▸ **What needs to be done**: Which lines below hold the word "lands"? Copy all of them.

▸ **Data entries**:
• • • • •

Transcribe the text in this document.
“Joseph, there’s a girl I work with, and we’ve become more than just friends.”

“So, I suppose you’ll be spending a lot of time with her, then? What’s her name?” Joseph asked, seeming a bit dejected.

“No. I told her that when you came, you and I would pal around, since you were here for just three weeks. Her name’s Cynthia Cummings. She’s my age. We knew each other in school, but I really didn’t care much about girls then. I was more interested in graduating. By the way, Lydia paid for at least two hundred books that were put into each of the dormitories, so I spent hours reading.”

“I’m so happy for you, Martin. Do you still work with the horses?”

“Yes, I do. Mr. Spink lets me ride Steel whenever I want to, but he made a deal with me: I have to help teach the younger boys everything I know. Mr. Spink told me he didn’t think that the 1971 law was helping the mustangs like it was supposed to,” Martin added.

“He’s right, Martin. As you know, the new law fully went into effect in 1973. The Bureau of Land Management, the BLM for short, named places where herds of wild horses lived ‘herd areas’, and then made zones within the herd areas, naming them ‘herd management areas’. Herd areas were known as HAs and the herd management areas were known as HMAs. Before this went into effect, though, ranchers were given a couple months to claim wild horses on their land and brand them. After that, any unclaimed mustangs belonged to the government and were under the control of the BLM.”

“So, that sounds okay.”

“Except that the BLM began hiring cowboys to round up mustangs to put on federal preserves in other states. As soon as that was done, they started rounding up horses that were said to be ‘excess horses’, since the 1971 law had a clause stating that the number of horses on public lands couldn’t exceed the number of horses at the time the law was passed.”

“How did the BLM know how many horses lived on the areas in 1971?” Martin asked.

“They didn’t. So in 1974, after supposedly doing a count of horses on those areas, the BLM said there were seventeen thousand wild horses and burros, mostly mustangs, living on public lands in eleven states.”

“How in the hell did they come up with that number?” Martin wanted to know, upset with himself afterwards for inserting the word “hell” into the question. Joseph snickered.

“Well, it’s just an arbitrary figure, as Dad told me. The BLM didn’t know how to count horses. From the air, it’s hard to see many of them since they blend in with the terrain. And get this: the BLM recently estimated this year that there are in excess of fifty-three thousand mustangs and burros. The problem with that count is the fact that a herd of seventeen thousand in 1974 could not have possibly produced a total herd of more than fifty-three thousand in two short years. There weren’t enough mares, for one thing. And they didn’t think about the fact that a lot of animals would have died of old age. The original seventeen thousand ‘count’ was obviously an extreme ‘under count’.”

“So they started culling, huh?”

• • • • •

▸ **Output below**:
“Except that the BLM began hiring cowboys to round up mustangs to put on federal preserves in other states. As soon as that was done, they started rounding up horses that were said to be ‘excess horses’, since the 1971 law had a clause stating that the number of horses on public lands couldn’t exceed the number of horses at the time the law was passed.”
“They didn’t. So in 1974, after supposedly doing a count of horses on those areas, the BLM said there were seventeen thousand wild horses and burros, mostly mustangs, living on public lands in eleven states.”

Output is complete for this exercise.